Short task: Report, word for word, every line of the material that contains "data".

-------

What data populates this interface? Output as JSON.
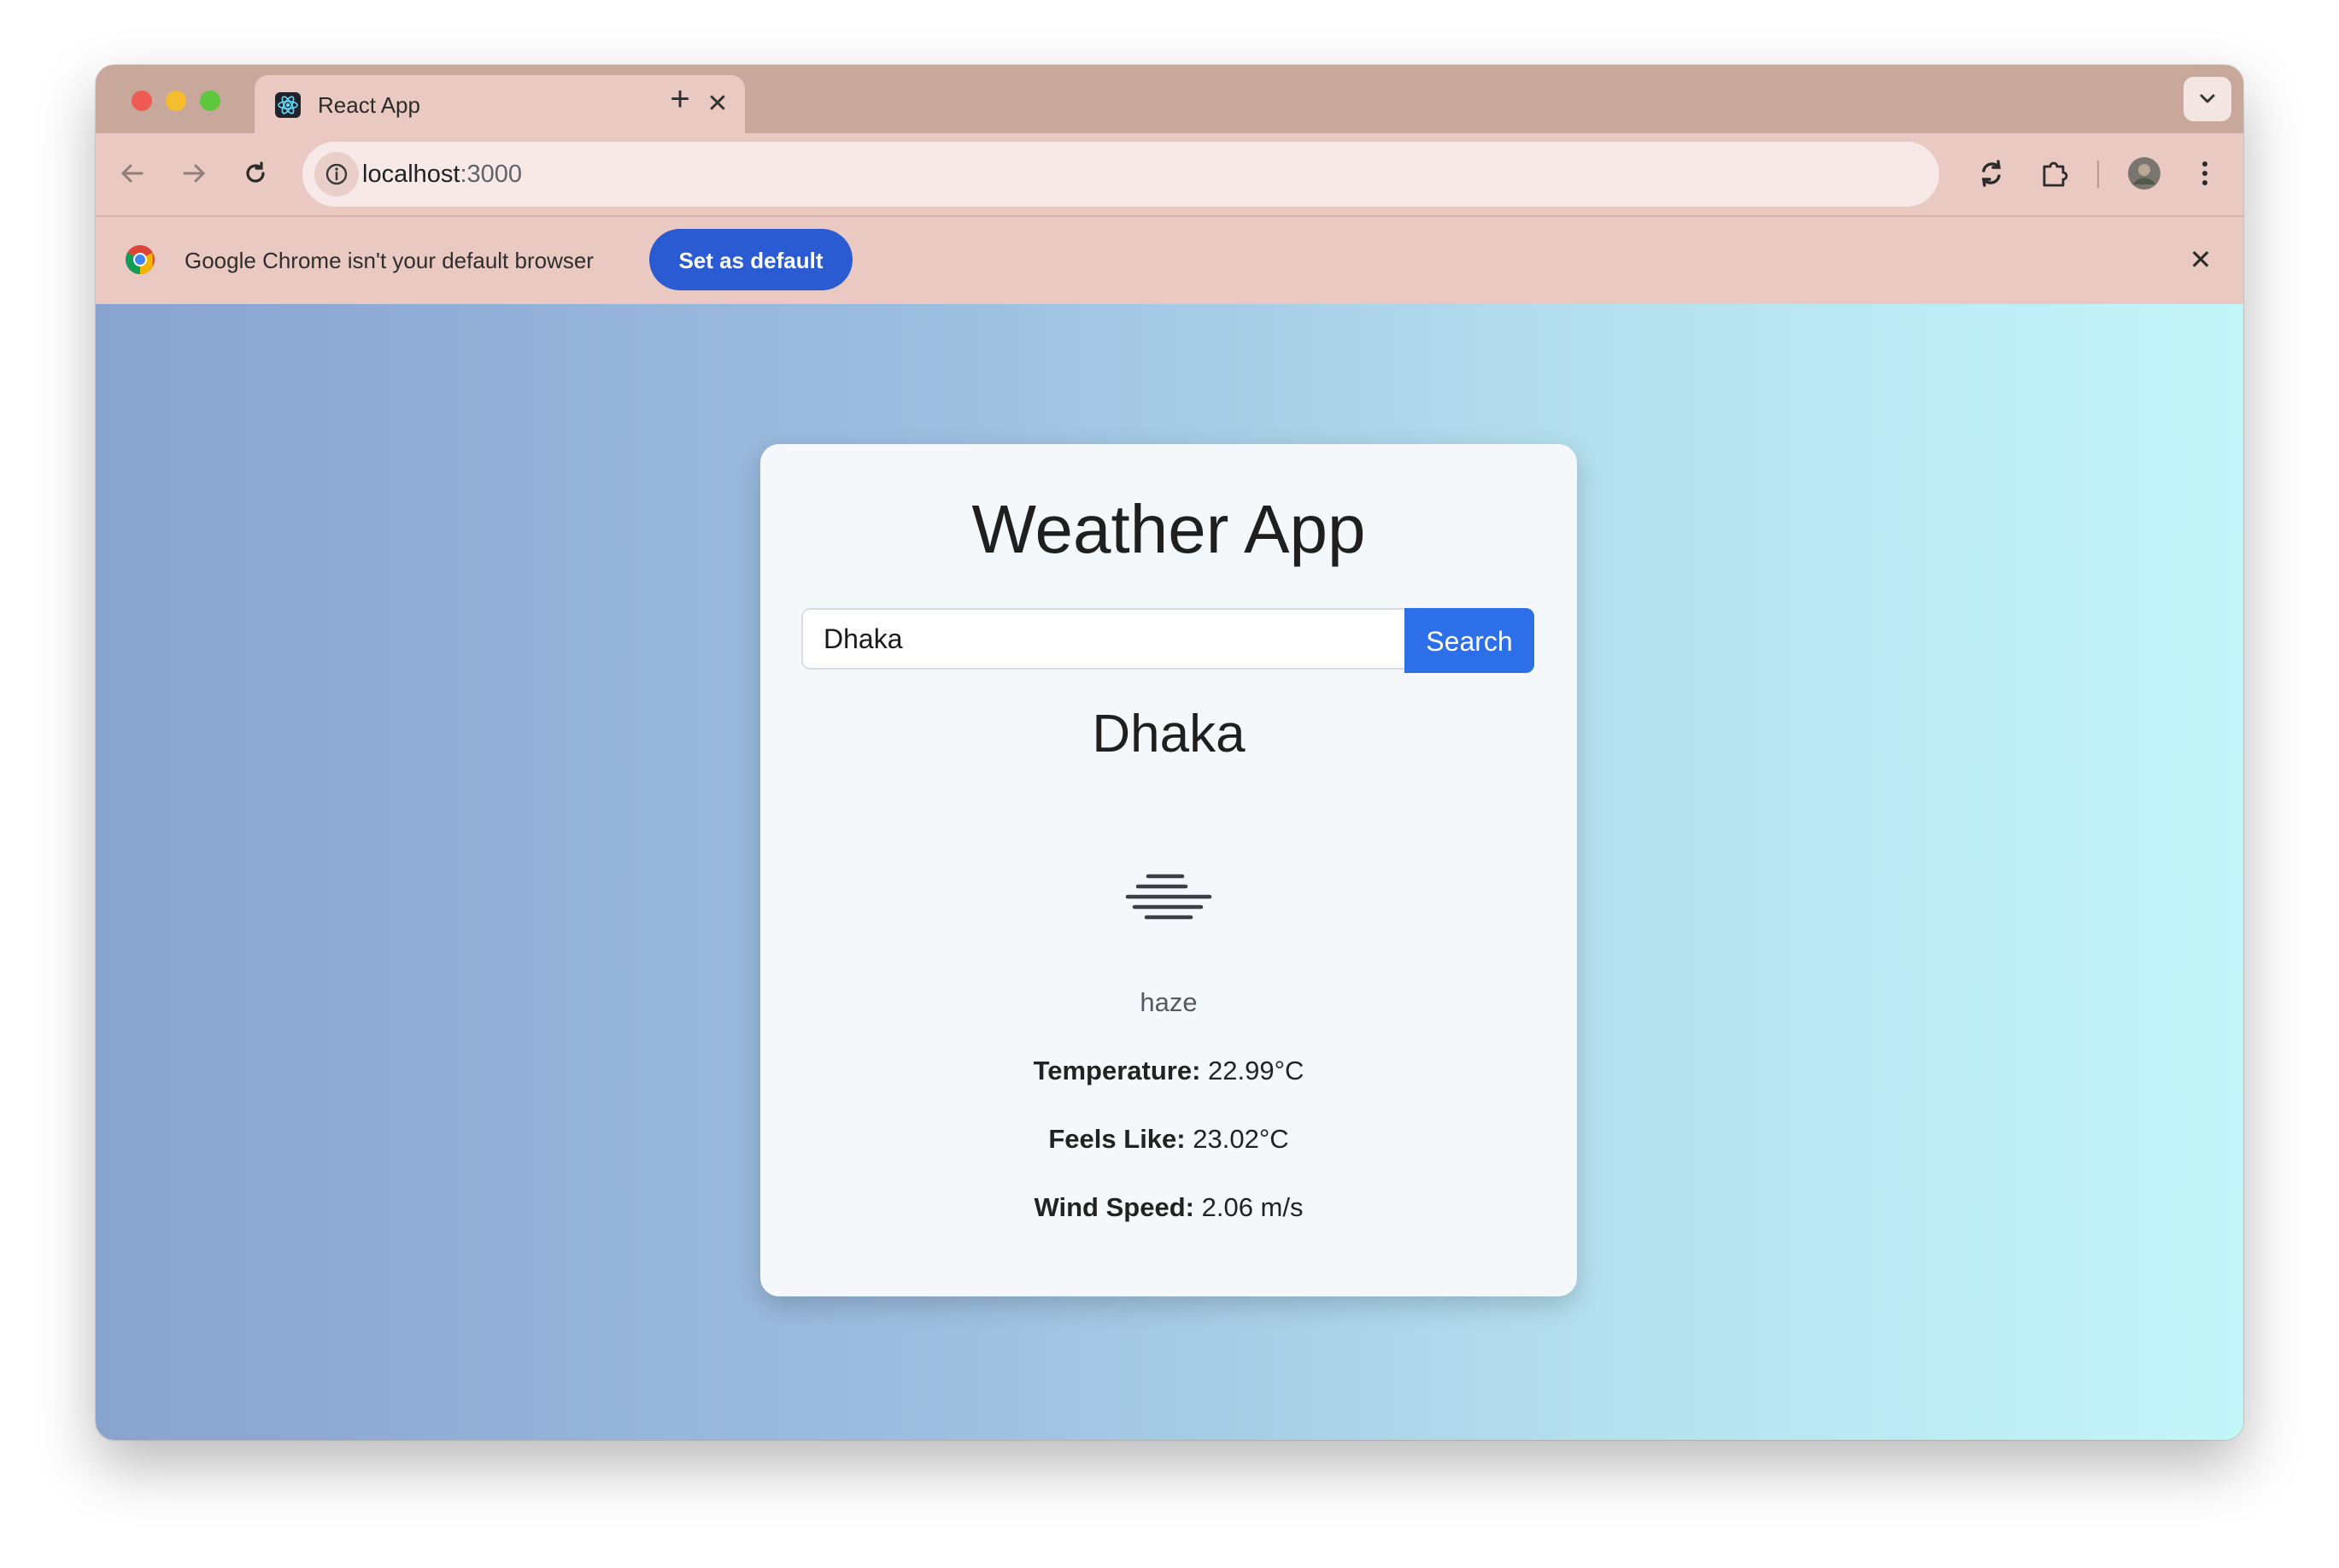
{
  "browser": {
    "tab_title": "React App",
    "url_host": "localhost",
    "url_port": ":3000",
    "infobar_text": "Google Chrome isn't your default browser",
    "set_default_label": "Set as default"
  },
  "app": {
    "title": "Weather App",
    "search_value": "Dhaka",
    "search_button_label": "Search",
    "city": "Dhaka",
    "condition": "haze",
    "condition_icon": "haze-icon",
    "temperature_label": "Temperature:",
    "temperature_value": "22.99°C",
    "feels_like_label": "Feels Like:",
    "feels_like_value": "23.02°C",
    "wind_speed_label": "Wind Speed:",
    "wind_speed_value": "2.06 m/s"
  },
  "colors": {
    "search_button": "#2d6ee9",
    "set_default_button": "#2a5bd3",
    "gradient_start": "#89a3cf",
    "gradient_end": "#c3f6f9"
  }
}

-------

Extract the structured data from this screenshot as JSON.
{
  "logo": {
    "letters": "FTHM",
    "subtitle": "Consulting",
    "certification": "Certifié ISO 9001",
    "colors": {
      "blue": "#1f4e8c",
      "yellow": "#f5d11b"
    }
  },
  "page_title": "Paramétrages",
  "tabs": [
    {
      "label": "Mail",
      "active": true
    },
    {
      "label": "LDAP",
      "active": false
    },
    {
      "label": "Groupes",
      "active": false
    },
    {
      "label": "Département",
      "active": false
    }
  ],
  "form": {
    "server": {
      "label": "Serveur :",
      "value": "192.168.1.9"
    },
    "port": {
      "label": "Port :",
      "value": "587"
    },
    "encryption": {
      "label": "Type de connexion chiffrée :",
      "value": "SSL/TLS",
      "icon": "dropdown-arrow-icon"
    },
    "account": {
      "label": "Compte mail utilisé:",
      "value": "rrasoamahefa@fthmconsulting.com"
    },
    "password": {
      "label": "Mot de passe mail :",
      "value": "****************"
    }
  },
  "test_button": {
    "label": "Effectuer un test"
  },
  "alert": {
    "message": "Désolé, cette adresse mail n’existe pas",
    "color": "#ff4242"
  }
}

-------

Solution to this task:
What data populates this interface? Output as JSON.
Extract the structured data from this screenshot as JSON.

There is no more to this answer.